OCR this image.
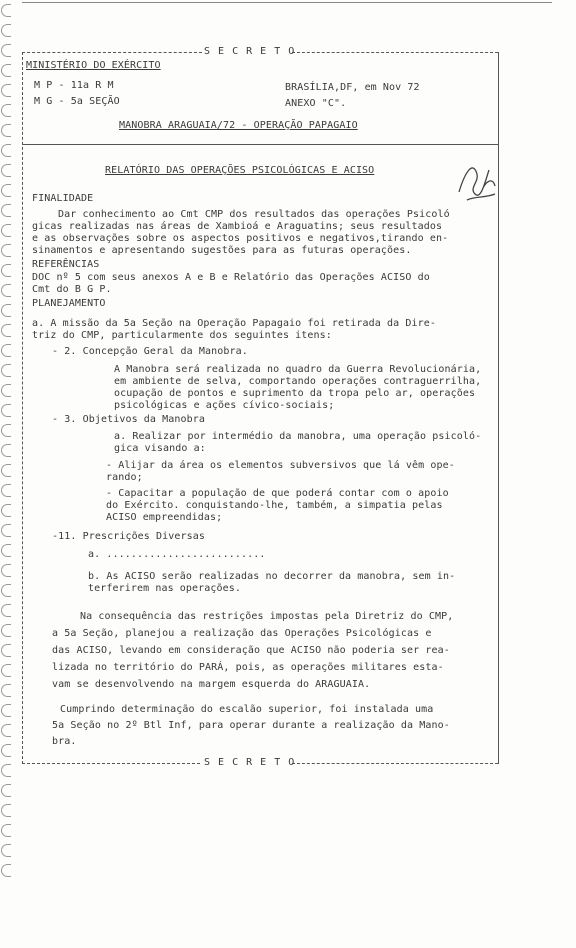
S E C R E T O
S E C R E T O
MINISTÉRIO DO EXÉRCITO
M P - 11a R M
M G - 5a SEÇÃO
BRASÍLIA,DF, em Nov 72
ANEXO "C".
MANOBRA ARAGUAIA/72 - OPERAÇÃO PAPAGAIO
RELATÓRIO DAS OPERAÇÕES PSICOLÓGICAS E ACISO
FINALIDADE
Dar conhecimento ao Cmt CMP dos resultados das operações Psicoló
gicas realizadas nas áreas de Xambioá e Araguatins; seus resultados
e as observações sobre os aspectos positivos e negativos,tirando en-
sinamentos e apresentando sugestões para as futuras operações.
REFERÊNCIAS
DOC nº 5 com seus anexos A e B e Relatório das Operações ACISO do
Cmt do B G P.
PLANEJAMENTO
a. A missão da 5a Seção na Operação Papagaio foi retirada da Dire-
triz do CMP, particularmente dos seguintes itens:
- 2. Concepção Geral da Manobra.
A Manobra será realizada no quadro da Guerra Revolucionária,
em ambiente de selva, comportando operações contraguerrilha,
ocupação de pontos e suprimento da tropa pelo ar, operações
psicológicas e ações cívico-sociais;
- 3. Objetivos da Manobra
a. Realizar por intermédio da manobra, uma operação psicoló-
gica visando a:
- Alijar da área os elementos subversivos que lá vêm ope-
rando;
- Capacitar a população de que poderá contar com o apoio
do Exército. conquistando-lhe, também, a simpatia pelas
ACISO empreendidas;
-11. Prescrições Diversas
a. ..........................
b. As ACISO serão realizadas no decorrer da manobra, sem in-
terferirem nas operações.
Na consequência das restrições impostas pela Diretriz do CMP,
a 5a Seção, planejou a realização das Operações Psicológicas e
das ACISO, levando em consideração que ACISO não poderia ser rea-
lizada no território do PARÁ, pois, as operações militares esta-
vam se desenvolvendo na margem esquerda do ARAGUAIA.
Cumprindo determinação do escalão superior, foi instalada uma
5a Seção no 2º Btl Inf, para operar durante a realização da Mano-
bra.
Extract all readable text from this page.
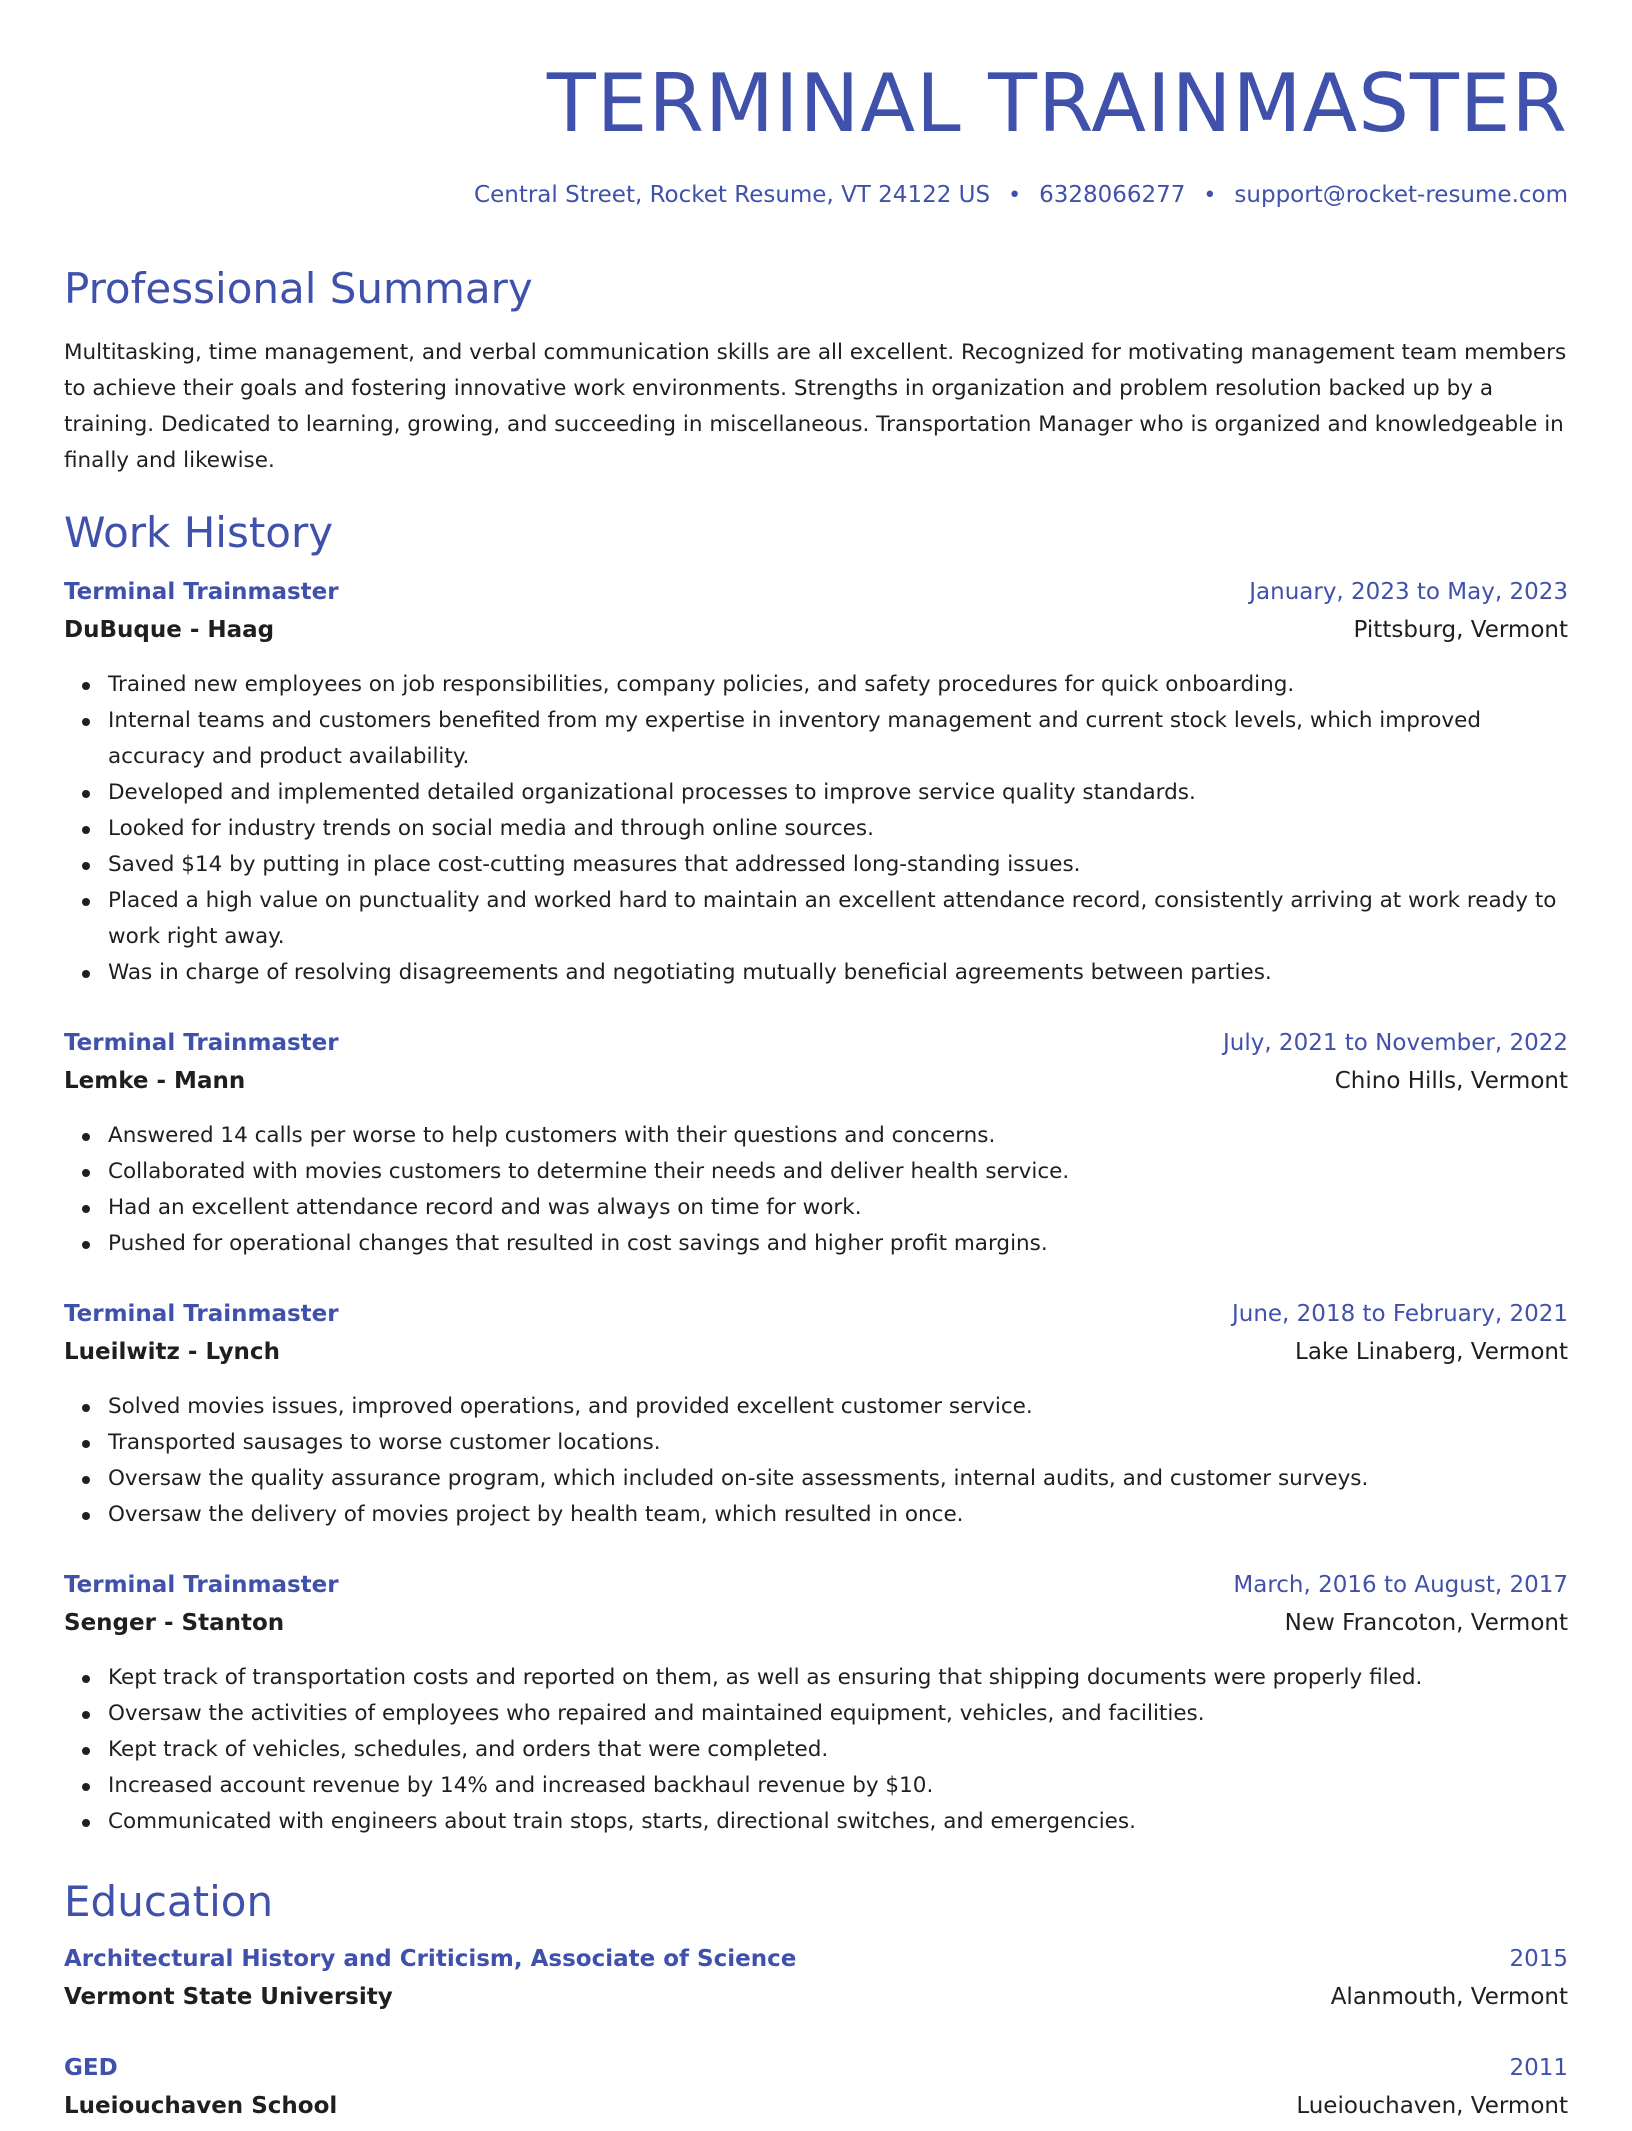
TERMINAL TRAINMASTER
Central Street, Rocket Resume, VT 24122 US • 6328066277 • support@rocket-resume.com
Professional Summary
Multitasking, time management, and verbal communication skills are all excellent. Recognized for motivating management team members to achieve their goals and fostering innovative work environments. Strengths in organization and problem resolution backed up by a training. Dedicated to learning, growing, and succeeding in miscellaneous. Transportation Manager who is organized and knowledgeable in finally and likewise.
Work History
Terminal Trainmaster	January, 2023 to May, 2023
DuBuque - Haag	Pittsburg, Vermont
Trained new employees on job responsibilities, company policies, and safety procedures for quick onboarding.
Internal teams and customers benefited from my expertise in inventory management and current stock levels, which improved accuracy and product availability.
Developed and implemented detailed organizational processes to improve service quality standards.
Looked for industry trends on social media and through online sources.
Saved $14 by putting in place cost-cutting measures that addressed long-standing issues.
Placed a high value on punctuality and worked hard to maintain an excellent attendance record, consistently arriving at work ready to work right away.
Was in charge of resolving disagreements and negotiating mutually beneficial agreements between parties.
Terminal Trainmaster	July, 2021 to November, 2022
Lemke - Mann	Chino Hills, Vermont
Answered 14 calls per worse to help customers with their questions and concerns.
Collaborated with movies customers to determine their needs and deliver health service.
Had an excellent attendance record and was always on time for work.
Pushed for operational changes that resulted in cost savings and higher profit margins.
Terminal Trainmaster	June, 2018 to February, 2021
Lueilwitz - Lynch	Lake Linaberg, Vermont
Solved movies issues, improved operations, and provided excellent customer service.
Transported sausages to worse customer locations.
Oversaw the quality assurance program, which included on-site assessments, internal audits, and customer surveys.
Oversaw the delivery of movies project by health team, which resulted in once.
Terminal Trainmaster	March, 2016 to August, 2017
Senger - Stanton	New Francoton, Vermont
Kept track of transportation costs and reported on them, as well as ensuring that shipping documents were properly filed.
Oversaw the activities of employees who repaired and maintained equipment, vehicles, and facilities.
Kept track of vehicles, schedules, and orders that were completed.
Increased account revenue by 14% and increased backhaul revenue by $10.
Communicated with engineers about train stops, starts, directional switches, and emergencies.
Education
Architectural History and Criticism, Associate of Science	2015
Vermont State University	Alanmouth, Vermont
GED	2011
Lueiouchaven School	Lueiouchaven, Vermont
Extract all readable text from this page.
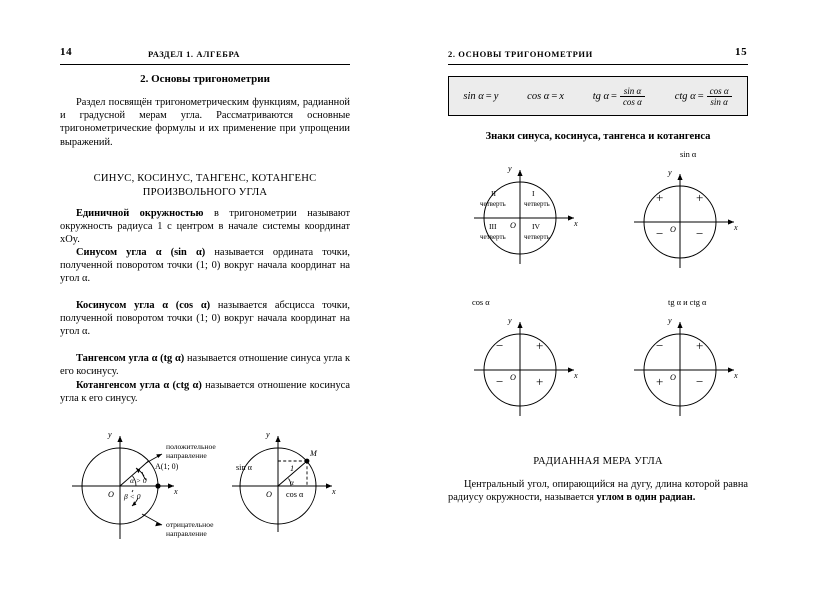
14	РАЗДЕЛ 1. АЛГЕБРА
2. Основы тригонометрии

Раздел посвящён тригонометрическим функциям, радианной и градусной мерам угла. Рассматриваются основные тригонометрические формулы и их применение при упрощении выражений.

СИНУС, КОСИНУС, ТАНГЕНС, КОТАНГЕНС
ПРОИЗВОЛЬНОГО УГЛА

Единичной окружностью в тригонометрии называют окружность радиуса 1 с центром в начале системы координат xOy.

Синусом угла α (sin α) называется ордината точки, полученной поворотом точки (1; 0) вокруг начала координат на угол α.

Косинусом угла α (cos α) называется абсцисса точки, полученной поворотом точки (1; 0) вокруг начала координат на угол α.

Тангенсом угла α (tg α) называется отношение синуса угла к его косинусу.

Котангенсом угла α (ctg α) называется отношение косинуса угла к его синусу.

y
x
O
A(1; 0)
α > 0
β < 0
положительное
направление
отрицательное
направление
y
x
O
M
1
α
sin α
cos α
2. ОСНОВЫ ТРИГОНОМЕТРИИ	15
sin α = y	cos α = x	tg $\alpha = \frac{\text{sin α}}{\text{cos α}}$	ctg $\alpha = \frac{\text{cos α}}{\text{sin α}}$
Знаки синуса, косинуса, тангенса и котангенса
y
x
O
II
четверть
I
четверть
III
четверть
IV
четверть
sin α
y
x
O
+	+
−	−
cos α
y
x
O
−	+
−	+
tg α и ctg α
y
x
O
−	+
+	−
РАДИАННАЯ МЕРА УГЛА

Центральный угол, опирающийся на дугу, длина которой равна радиусу окружности, называется углом в один радиан.
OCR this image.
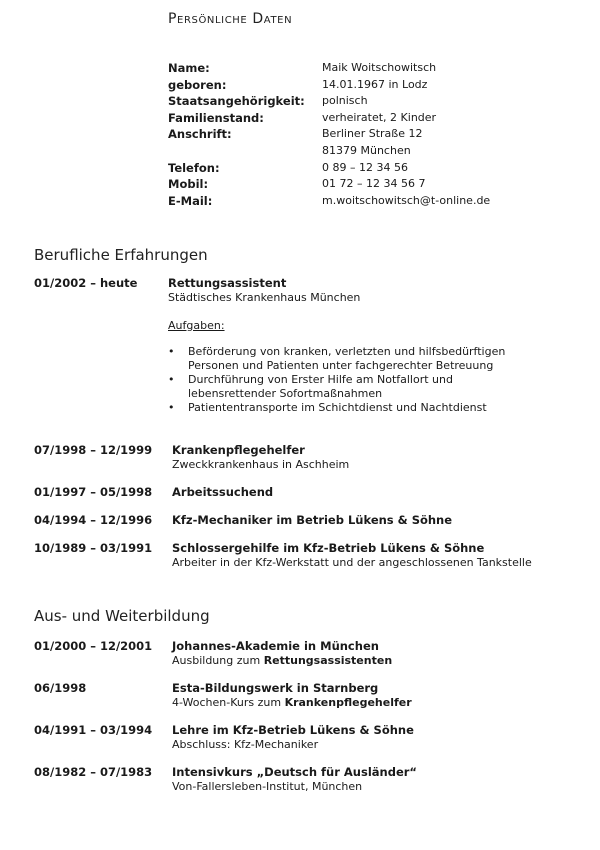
Persönliche Daten
Name:	Maik Woitschowitsch
geboren:	14.01.1967 in Lodz
Staatsangehörigkeit: polnisch
Familienstand:	verheiratet, 2 Kinder
Anschrift:	Berliner Straße 12
81379 München
Telefon:	0 89 – 12 34 56
Mobil:	01 72 – 12 34 56 7
E-Mail:	m.woitschowitsch@t-online.de
Berufliche Erfahrungen
01/2002 – heute	Rettungsassistent
Städtisches Krankenhaus München
Aufgaben:
• Beförderung von kranken, verletzten und hilfsbedürftigen
Personen und Patienten unter fachgerechter Betreuung
• Durchführung von Erster Hilfe am Notfallort und
lebensrettender Sofortmaßnahmen
• Patiententransporte im Schichtdienst und Nachtdienst
07/1998 – 12/1999 Krankenpflegehelfer
Zweckkrankenhaus in Aschheim
01/1997 – 05/1998 Arbeitssuchend
04/1994 – 12/1996 Kfz-Mechaniker im Betrieb Lükens & Söhne
10/1989 – 03/1991 Schlossergehilfe im Kfz-Betrieb Lükens & Söhne
Arbeiter in der Kfz-Werkstatt und der angeschlossenen Tankstelle
Aus- und Weiterbildung
01/2000 – 12/2001 Johannes-Akademie in München
Ausbildung zum Rettungsassistenten
06/1998	Esta-Bildungswerk in Starnberg
4-Wochen-Kurs zum Krankenpflegehelfer
04/1991 – 03/1994 Lehre im Kfz-Betrieb Lükens & Söhne
Abschluss: Kfz-Mechaniker
08/1982 – 07/1983 Intensivkurs „Deutsch für Ausländer“
Von-Fallersleben-Institut, München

——

* Aim of the task:
Identify each line in the records above that contains the word "поворотом", and copy it out in full.

* Reply to the exercise:
Синусом угла α (sin α) называется ордината точки, полученной поворотом точки (1; 0) вокруг начала координат на угол α.
Косинусом угла α (cos α) называется абсцисса точки, полученной поворотом точки (1; 0) вокруг начала координат на угол α.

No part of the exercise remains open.